▸ PROBLEM REQUIREMENTS:
Output the lines that follow exactly as they are.

## Begin RECORDS FOR PROCESSING

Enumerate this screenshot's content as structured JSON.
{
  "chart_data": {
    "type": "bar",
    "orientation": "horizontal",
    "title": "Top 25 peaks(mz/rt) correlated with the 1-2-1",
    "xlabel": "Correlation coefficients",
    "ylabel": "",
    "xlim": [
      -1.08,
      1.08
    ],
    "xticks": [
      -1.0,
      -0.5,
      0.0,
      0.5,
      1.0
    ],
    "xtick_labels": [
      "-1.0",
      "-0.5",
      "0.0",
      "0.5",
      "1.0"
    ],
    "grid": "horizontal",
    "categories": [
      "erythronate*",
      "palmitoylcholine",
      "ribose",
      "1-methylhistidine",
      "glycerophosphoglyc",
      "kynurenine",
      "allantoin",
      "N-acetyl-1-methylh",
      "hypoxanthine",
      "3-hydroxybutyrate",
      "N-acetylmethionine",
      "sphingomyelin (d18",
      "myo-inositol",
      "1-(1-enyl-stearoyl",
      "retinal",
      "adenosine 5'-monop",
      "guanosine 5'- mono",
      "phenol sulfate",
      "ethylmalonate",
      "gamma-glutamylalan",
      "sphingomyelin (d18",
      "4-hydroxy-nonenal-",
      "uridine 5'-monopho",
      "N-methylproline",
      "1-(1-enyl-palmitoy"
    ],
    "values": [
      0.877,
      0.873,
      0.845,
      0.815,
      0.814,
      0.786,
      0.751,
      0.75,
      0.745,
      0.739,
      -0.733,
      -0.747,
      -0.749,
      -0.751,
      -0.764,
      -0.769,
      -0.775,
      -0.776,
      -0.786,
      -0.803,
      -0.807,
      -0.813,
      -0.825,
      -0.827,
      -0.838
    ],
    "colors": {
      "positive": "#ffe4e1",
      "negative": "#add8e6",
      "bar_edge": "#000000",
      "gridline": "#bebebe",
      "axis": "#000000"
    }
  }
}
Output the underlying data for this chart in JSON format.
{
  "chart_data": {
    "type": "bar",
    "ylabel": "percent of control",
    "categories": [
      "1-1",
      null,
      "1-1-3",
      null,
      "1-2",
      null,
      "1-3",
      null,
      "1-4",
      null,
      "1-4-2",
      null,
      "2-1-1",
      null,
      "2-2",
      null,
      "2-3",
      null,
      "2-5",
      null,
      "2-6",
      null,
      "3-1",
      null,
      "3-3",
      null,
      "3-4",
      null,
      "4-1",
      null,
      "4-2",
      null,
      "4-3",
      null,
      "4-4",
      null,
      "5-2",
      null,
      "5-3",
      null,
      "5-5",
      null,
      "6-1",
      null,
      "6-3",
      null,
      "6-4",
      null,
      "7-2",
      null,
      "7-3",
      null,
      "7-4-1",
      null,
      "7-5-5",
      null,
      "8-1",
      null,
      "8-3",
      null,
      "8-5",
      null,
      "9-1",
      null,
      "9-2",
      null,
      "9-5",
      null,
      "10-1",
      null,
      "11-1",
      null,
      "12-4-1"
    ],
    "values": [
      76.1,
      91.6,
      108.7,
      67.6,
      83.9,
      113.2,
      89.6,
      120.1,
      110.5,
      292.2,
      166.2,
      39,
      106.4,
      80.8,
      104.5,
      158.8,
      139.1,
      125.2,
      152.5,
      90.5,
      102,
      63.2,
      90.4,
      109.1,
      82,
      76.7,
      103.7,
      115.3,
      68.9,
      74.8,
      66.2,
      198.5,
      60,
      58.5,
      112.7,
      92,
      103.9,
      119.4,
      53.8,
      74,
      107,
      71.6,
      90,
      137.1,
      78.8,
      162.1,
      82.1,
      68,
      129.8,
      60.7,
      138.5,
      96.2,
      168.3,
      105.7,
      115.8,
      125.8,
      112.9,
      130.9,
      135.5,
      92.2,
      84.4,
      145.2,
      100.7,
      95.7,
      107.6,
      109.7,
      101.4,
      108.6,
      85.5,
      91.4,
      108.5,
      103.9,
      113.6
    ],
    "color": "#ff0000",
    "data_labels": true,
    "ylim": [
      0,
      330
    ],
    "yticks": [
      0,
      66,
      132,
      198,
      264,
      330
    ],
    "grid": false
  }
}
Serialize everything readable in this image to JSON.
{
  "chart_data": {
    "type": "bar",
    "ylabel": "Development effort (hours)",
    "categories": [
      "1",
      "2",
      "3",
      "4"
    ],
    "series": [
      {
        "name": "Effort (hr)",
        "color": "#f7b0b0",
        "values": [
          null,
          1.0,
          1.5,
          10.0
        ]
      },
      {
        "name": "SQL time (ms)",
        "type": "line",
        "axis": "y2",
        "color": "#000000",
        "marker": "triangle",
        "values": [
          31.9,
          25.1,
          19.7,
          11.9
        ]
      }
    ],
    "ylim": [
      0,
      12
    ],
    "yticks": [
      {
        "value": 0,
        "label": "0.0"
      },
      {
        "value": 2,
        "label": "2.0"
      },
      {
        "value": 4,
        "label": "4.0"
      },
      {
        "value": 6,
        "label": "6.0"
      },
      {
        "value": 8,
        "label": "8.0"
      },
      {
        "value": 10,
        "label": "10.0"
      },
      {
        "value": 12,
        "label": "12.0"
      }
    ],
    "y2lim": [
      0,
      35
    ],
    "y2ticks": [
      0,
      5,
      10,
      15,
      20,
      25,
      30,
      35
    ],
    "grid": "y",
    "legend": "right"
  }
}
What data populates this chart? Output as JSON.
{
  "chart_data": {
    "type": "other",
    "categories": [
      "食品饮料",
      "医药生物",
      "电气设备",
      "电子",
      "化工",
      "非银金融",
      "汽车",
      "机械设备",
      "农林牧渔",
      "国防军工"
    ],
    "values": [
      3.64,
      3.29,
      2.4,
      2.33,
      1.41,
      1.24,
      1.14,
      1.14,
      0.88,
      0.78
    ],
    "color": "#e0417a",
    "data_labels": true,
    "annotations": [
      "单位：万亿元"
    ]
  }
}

## End RECORDS FOR PROCESSING

▸ RESPONSE TO THE TASK:
Enumerate this screenshot's content as structured JSON.
{
  "chart_data": {
    "type": "bar",
    "orientation": "horizontal",
    "title": "Top 25 peaks(mz/rt) correlated with the 1-2-1",
    "xlabel": "Correlation coefficients",
    "ylabel": "",
    "xlim": [
      -1.08,
      1.08
    ],
    "xticks": [
      -1.0,
      -0.5,
      0.0,
      0.5,
      1.0
    ],
    "xtick_labels": [
      "-1.0",
      "-0.5",
      "0.0",
      "0.5",
      "1.0"
    ],
    "grid": "horizontal",
    "categories": [
      "erythronate*",
      "palmitoylcholine",
      "ribose",
      "1-methylhistidine",
      "glycerophosphoglyc",
      "kynurenine",
      "allantoin",
      "N-acetyl-1-methylh",
      "hypoxanthine",
      "3-hydroxybutyrate",
      "N-acetylmethionine",
      "sphingomyelin (d18",
      "myo-inositol",
      "1-(1-enyl-stearoyl",
      "retinal",
      "adenosine 5'-monop",
      "guanosine 5'- mono",
      "phenol sulfate",
      "ethylmalonate",
      "gamma-glutamylalan",
      "sphingomyelin (d18",
      "4-hydroxy-nonenal-",
      "uridine 5'-monopho",
      "N-methylproline",
      "1-(1-enyl-palmitoy"
    ],
    "values": [
      0.877,
      0.873,
      0.845,
      0.815,
      0.814,
      0.786,
      0.751,
      0.75,
      0.745,
      0.739,
      -0.733,
      -0.747,
      -0.749,
      -0.751,
      -0.764,
      -0.769,
      -0.775,
      -0.776,
      -0.786,
      -0.803,
      -0.807,
      -0.813,
      -0.825,
      -0.827,
      -0.838
    ],
    "colors": {
      "positive": "#ffe4e1",
      "negative": "#add8e6",
      "bar_edge": "#000000",
      "gridline": "#bebebe",
      "axis": "#000000"
    }
  }
}
Output the underlying data for this chart in JSON format.
{
  "chart_data": {
    "type": "bar",
    "ylabel": "percent of control",
    "categories": [
      "1-1",
      null,
      "1-1-3",
      null,
      "1-2",
      null,
      "1-3",
      null,
      "1-4",
      null,
      "1-4-2",
      null,
      "2-1-1",
      null,
      "2-2",
      null,
      "2-3",
      null,
      "2-5",
      null,
      "2-6",
      null,
      "3-1",
      null,
      "3-3",
      null,
      "3-4",
      null,
      "4-1",
      null,
      "4-2",
      null,
      "4-3",
      null,
      "4-4",
      null,
      "5-2",
      null,
      "5-3",
      null,
      "5-5",
      null,
      "6-1",
      null,
      "6-3",
      null,
      "6-4",
      null,
      "7-2",
      null,
      "7-3",
      null,
      "7-4-1",
      null,
      "7-5-5",
      null,
      "8-1",
      null,
      "8-3",
      null,
      "8-5",
      null,
      "9-1",
      null,
      "9-2",
      null,
      "9-5",
      null,
      "10-1",
      null,
      "11-1",
      null,
      "12-4-1"
    ],
    "values": [
      76.1,
      91.6,
      108.7,
      67.6,
      83.9,
      113.2,
      89.6,
      120.1,
      110.5,
      292.2,
      166.2,
      39,
      106.4,
      80.8,
      104.5,
      158.8,
      139.1,
      125.2,
      152.5,
      90.5,
      102,
      63.2,
      90.4,
      109.1,
      82,
      76.7,
      103.7,
      115.3,
      68.9,
      74.8,
      66.2,
      198.5,
      60,
      58.5,
      112.7,
      92,
      103.9,
      119.4,
      53.8,
      74,
      107,
      71.6,
      90,
      137.1,
      78.8,
      162.1,
      82.1,
      68,
      129.8,
      60.7,
      138.5,
      96.2,
      168.3,
      105.7,
      115.8,
      125.8,
      112.9,
      130.9,
      135.5,
      92.2,
      84.4,
      145.2,
      100.7,
      95.7,
      107.6,
      109.7,
      101.4,
      108.6,
      85.5,
      91.4,
      108.5,
      103.9,
      113.6
    ],
    "color": "#ff0000",
    "data_labels": true,
    "ylim": [
      0,
      330
    ],
    "yticks": [
      0,
      66,
      132,
      198,
      264,
      330
    ],
    "grid": false
  }
}
Serialize everything readable in this image to JSON.
{
  "chart_data": {
    "type": "bar",
    "ylabel": "Development effort (hours)",
    "categories": [
      "1",
      "2",
      "3",
      "4"
    ],
    "series": [
      {
        "name": "Effort (hr)",
        "color": "#f7b0b0",
        "values": [
          null,
          1.0,
          1.5,
          10.0
        ]
      },
      {
        "name": "SQL time (ms)",
        "type": "line",
        "axis": "y2",
        "color": "#000000",
        "marker": "triangle",
        "values": [
          31.9,
          25.1,
          19.7,
          11.9
        ]
      }
    ],
    "ylim": [
      0,
      12
    ],
    "yticks": [
      {
        "value": 0,
        "label": "0.0"
      },
      {
        "value": 2,
        "label": "2.0"
      },
      {
        "value": 4,
        "label": "4.0"
      },
      {
        "value": 6,
        "label": "6.0"
      },
      {
        "value": 8,
        "label": "8.0"
      },
      {
        "value": 10,
        "label": "10.0"
      },
      {
        "value": 12,
        "label": "12.0"
      }
    ],
    "y2lim": [
      0,
      35
    ],
    "y2ticks": [
      0,
      5,
      10,
      15,
      20,
      25,
      30,
      35
    ],
    "grid": "y",
    "legend": "right"
  }
}
What data populates this chart? Output as JSON.
{
  "chart_data": {
    "type": "other",
    "categories": [
      "食品饮料",
      "医药生物",
      "电气设备",
      "电子",
      "化工",
      "非银金融",
      "汽车",
      "机械设备",
      "农林牧渔",
      "国防军工"
    ],
    "values": [
      3.64,
      3.29,
      2.4,
      2.33,
      1.41,
      1.24,
      1.14,
      1.14,
      0.88,
      0.78
    ],
    "color": "#e0417a",
    "data_labels": true,
    "annotations": [
      "单位：万亿元"
    ]
  }
}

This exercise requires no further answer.